* Start DATA TO USE *

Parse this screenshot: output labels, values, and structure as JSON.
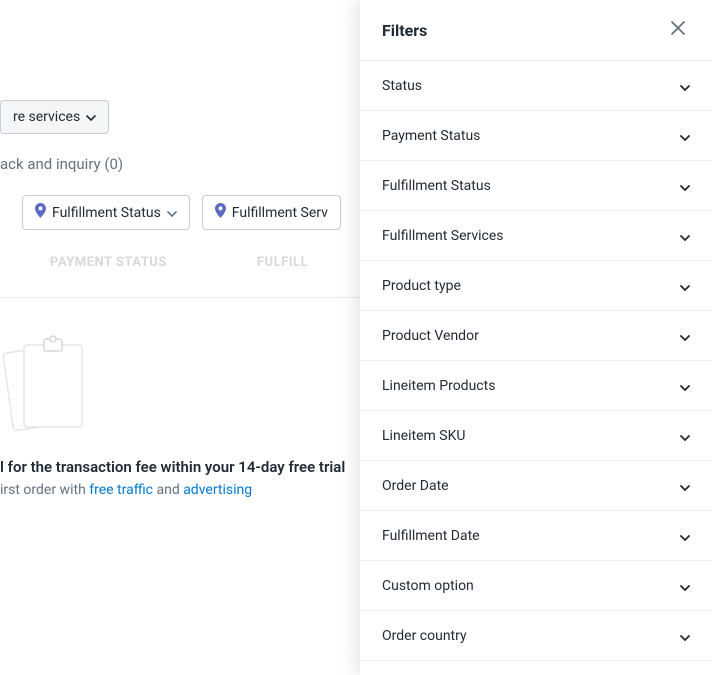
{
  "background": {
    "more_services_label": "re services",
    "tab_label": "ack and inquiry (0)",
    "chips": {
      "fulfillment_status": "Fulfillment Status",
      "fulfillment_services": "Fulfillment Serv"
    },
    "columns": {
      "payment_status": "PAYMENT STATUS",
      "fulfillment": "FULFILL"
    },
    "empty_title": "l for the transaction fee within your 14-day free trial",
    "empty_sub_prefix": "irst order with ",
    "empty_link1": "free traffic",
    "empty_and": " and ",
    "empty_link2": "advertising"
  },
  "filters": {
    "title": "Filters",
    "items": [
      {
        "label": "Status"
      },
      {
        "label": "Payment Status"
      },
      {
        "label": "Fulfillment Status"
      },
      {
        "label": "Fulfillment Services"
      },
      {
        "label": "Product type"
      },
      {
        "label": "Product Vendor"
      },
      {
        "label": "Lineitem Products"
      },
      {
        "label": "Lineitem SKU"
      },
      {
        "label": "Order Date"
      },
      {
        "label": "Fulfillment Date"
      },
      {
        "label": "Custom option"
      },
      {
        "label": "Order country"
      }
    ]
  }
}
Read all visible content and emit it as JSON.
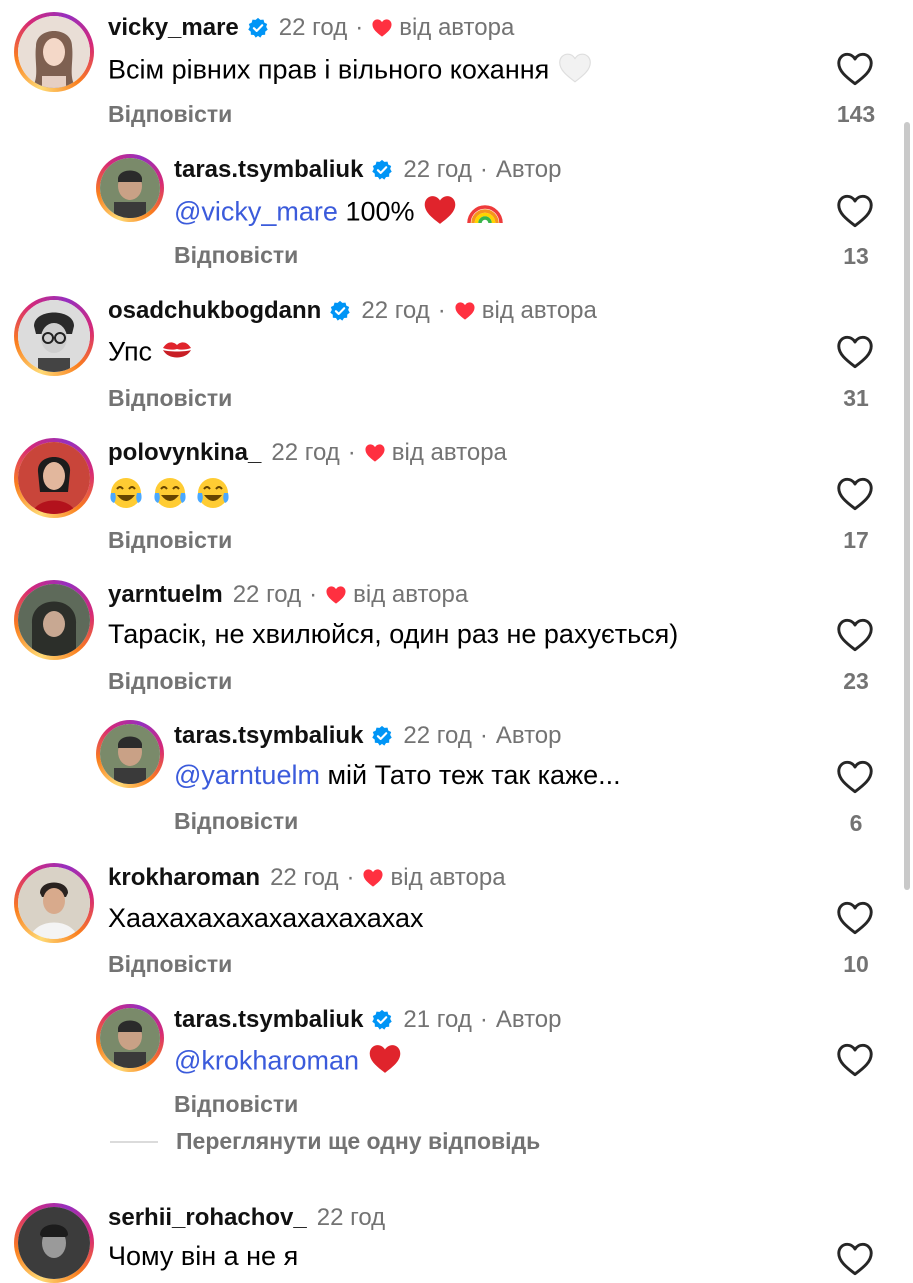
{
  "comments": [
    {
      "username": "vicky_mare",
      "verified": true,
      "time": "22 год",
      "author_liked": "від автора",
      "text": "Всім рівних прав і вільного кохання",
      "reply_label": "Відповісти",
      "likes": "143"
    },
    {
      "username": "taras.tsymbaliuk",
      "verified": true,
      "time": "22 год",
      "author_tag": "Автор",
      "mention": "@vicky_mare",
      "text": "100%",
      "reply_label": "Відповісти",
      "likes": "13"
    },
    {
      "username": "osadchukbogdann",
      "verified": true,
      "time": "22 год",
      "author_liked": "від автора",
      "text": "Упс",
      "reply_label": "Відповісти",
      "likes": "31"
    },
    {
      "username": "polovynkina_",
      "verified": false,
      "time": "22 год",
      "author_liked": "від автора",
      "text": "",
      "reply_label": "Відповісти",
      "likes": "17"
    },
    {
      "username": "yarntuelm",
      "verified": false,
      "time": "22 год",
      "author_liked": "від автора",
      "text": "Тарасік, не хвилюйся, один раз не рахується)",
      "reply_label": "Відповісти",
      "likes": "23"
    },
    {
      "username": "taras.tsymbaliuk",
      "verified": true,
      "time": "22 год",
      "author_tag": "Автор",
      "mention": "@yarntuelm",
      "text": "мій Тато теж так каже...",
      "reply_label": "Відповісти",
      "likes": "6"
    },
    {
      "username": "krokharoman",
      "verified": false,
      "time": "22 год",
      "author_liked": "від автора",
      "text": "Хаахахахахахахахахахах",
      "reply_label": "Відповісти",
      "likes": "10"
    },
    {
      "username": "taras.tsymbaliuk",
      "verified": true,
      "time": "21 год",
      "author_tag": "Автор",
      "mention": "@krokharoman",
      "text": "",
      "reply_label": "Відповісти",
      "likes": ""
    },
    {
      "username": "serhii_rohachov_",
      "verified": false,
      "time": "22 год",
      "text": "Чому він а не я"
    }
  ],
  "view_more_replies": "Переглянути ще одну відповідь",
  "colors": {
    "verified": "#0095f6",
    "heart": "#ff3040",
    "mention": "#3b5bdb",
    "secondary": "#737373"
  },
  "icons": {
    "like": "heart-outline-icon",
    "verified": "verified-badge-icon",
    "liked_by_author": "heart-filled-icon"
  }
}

* End DATA TO USE *
* Start DATA TO USE *

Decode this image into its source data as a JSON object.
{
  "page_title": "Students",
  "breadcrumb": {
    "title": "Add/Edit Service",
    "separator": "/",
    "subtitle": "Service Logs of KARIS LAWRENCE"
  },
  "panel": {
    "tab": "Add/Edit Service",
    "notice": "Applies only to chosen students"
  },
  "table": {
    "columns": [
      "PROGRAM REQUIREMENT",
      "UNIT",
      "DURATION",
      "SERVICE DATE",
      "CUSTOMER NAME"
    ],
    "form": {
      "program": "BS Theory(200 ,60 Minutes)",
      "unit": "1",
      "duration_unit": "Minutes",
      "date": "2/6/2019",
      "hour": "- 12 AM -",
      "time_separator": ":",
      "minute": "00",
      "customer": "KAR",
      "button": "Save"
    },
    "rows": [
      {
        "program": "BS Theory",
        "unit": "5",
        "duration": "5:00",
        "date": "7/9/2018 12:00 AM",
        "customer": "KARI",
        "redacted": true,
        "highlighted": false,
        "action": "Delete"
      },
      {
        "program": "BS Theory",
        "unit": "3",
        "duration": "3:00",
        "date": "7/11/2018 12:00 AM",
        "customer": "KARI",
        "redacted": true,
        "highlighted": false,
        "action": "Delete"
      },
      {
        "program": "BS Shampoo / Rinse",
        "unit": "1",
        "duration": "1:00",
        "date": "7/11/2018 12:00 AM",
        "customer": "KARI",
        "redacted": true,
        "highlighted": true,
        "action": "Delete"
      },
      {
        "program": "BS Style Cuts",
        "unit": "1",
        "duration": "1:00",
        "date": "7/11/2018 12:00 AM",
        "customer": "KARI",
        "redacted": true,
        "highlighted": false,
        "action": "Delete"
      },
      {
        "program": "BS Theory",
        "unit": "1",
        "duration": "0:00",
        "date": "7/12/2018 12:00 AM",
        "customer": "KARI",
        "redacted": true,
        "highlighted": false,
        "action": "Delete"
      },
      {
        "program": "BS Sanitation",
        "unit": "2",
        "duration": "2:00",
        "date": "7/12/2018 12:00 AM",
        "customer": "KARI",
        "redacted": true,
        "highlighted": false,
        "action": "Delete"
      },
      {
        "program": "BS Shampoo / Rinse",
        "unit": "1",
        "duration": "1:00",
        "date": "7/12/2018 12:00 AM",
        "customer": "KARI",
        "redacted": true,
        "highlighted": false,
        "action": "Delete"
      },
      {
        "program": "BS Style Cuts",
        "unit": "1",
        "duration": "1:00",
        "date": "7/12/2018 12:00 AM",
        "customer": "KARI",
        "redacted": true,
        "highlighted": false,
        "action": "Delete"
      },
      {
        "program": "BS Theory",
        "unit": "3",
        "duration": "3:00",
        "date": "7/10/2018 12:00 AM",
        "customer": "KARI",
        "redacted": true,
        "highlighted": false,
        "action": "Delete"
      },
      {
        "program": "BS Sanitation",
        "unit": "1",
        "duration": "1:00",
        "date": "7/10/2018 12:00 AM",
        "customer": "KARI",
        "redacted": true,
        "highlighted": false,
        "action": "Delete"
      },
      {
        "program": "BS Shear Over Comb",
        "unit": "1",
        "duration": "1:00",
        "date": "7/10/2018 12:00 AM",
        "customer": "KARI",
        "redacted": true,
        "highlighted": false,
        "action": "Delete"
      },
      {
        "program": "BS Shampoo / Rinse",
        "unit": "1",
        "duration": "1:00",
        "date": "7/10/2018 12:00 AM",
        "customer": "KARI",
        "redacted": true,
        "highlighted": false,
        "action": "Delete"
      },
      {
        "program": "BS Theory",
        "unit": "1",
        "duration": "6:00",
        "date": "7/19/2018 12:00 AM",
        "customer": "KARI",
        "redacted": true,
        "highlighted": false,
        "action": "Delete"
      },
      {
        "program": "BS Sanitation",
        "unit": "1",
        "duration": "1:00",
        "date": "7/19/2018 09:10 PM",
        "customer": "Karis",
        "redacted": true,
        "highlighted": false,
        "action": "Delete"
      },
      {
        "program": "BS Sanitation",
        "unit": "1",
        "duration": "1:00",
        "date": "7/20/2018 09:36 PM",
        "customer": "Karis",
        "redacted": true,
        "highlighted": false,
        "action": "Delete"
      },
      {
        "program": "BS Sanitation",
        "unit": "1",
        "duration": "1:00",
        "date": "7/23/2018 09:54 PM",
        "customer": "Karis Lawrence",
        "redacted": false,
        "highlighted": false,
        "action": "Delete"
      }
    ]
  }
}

* End DATA TO USE *

(WHAT THE TASK REQUIRES)
Look through the entries above and report each line where the string "text" occurs.

(FINISHED TASK)
      "text": "Всім рівних прав і вільного кохання",
      "text": "100%",
      "text": "Упс",
      "text": "",
      "text": "Тарасік, не хвилюйся, один раз не рахується)",
      "text": "мій Тато теж так каже...",
      "text": "Хаахахахахахахахахахах",
      "text": "",
      "text": "Чому він а не я"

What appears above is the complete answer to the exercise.